• _REQUIRED TASK_
What lines of the data hold the string "поддержку"? Pull each one out.

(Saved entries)
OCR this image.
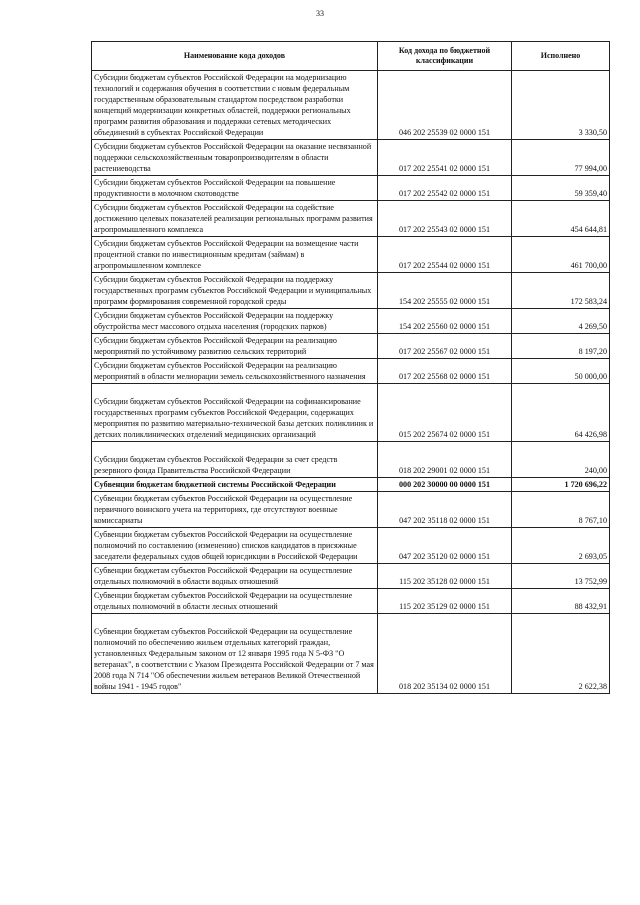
33
Наименование кода доходов	Код дохода по бюджетной классификации	Исполнено
Субсидии бюджетам субъектов Российской Федерации на модернизацию технологий и содержания обучения в соответствии с новым федеральным государственным образовательным стандартом посредством разработки концепций модернизации конкретных областей, поддержки региональных программ развития образования и поддержки сетевых методических объединений в субъектах Российской Федерации	046 202 25539 02 0000 151	3 330,50
Субсидии бюджетам субъектов Российской Федерации на оказание несвязанной поддержки сельскохозяйственным товаропроизводителям в области растениеводства	017 202 25541 02 0000 151	77 994,00
Субсидии бюджетам субъектов Российской Федерации на повышение продуктивности в молочном скотоводстве	017 202 25542 02 0000 151	59 359,40
Субсидии бюджетам субъектов Российской Федерации на содействие достижению целевых показателей реализации региональных программ развития агропромышленного комплекса	017 202 25543 02 0000 151	454 644,81
Субсидии бюджетам субъектов Российской Федерации на возмещение части процентной ставки по инвестиционным кредитам (займам) в агропромышленном комплексе	017 202 25544 02 0000 151	461 700,00
Субсидии бюджетам субъектов Российской Федерации на поддержку государственных программ субъектов Российской Федерации и муниципальных программ формирования современной городской среды	154 202 25555 02 0000 151	172 583,24
Субсидии бюджетам субъектов Российской Федерации на поддержку обустройства мест массового отдыха населения (городских парков)	154 202 25560 02 0000 151	4 269,50
Субсидии бюджетам субъектов Российской Федерации на реализацию мероприятий по устойчивому развитию сельских территорий	017 202 25567 02 0000 151	8 197,20
Субсидии бюджетам субъектов Российской Федерации на реализацию мероприятий в области мелиорации земель сельскохозяйственного назначения	017 202 25568 02 0000 151	50 000,00
Субсидии бюджетам субъектов Российской Федерации на софинансирование государственных программ субъектов Российской Федерации, содержащих мероприятия по развитию материально-технической базы детских поликлиник и детских поликлинических отделений медицинских организаций	015 202 25674 02 0000 151	64 426,98
Субсидии бюджетам субъектов Российской Федерации за счет средств резервного фонда Правительства Российской Федерации	018 202 29001 02 0000 151	240,00
Субвенции бюджетам бюджетной системы Российской Федерации	000 202 30000 00 0000 151	1 720 696,22
Субвенции бюджетам субъектов Российской Федерации на осуществление первичного воинского учета на территориях, где отсутствуют военные комиссариаты	047 202 35118 02 0000 151	8 767,10
Субвенции бюджетам субъектов Российской Федерации на осуществление полномочий по составлению (изменению) списков кандидатов в присяжные заседатели федеральных судов общей юрисдикции в Российской Федерации	047 202 35120 02 0000 151	2 693,05
Субвенции бюджетам субъектов Российской Федерации на осуществление отдельных полномочий в области водных отношений	115 202 35128 02 0000 151	13 752,99
Субвенции бюджетам субъектов Российской Федерации на осуществление отдельных полномочий в области лесных отношений	115 202 35129 02 0000 151	88 432,91
Субвенции бюджетам субъектов Российской Федерации на осуществление полномочий по обеспечению жильем отдельных категорий граждан, установленных Федеральным законом от 12 января 1995 года N 5-ФЗ "О ветеранах", в соответствии с Указом Президента Российской Федерации от 7 мая 2008 года N 714 "Об обеспечении жильем ветеранов Великой Отечественной войны 1941 - 1945 годов"	018 202 35134 02 0000 151	2 622,38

• _IN RESPONSE_
Субсидии бюджетам субъектов Российской Федерации на поддержку государственных программ субъектов Российской Федерации и муниципальных программ формирования современной городской среды	154 202 25555 02 0000 151	172 583,24
Субсидии бюджетам субъектов Российской Федерации на поддержку обустройства мест массового отдыха населения (городских парков)	154 202 25560 02 0000 151	4 269,50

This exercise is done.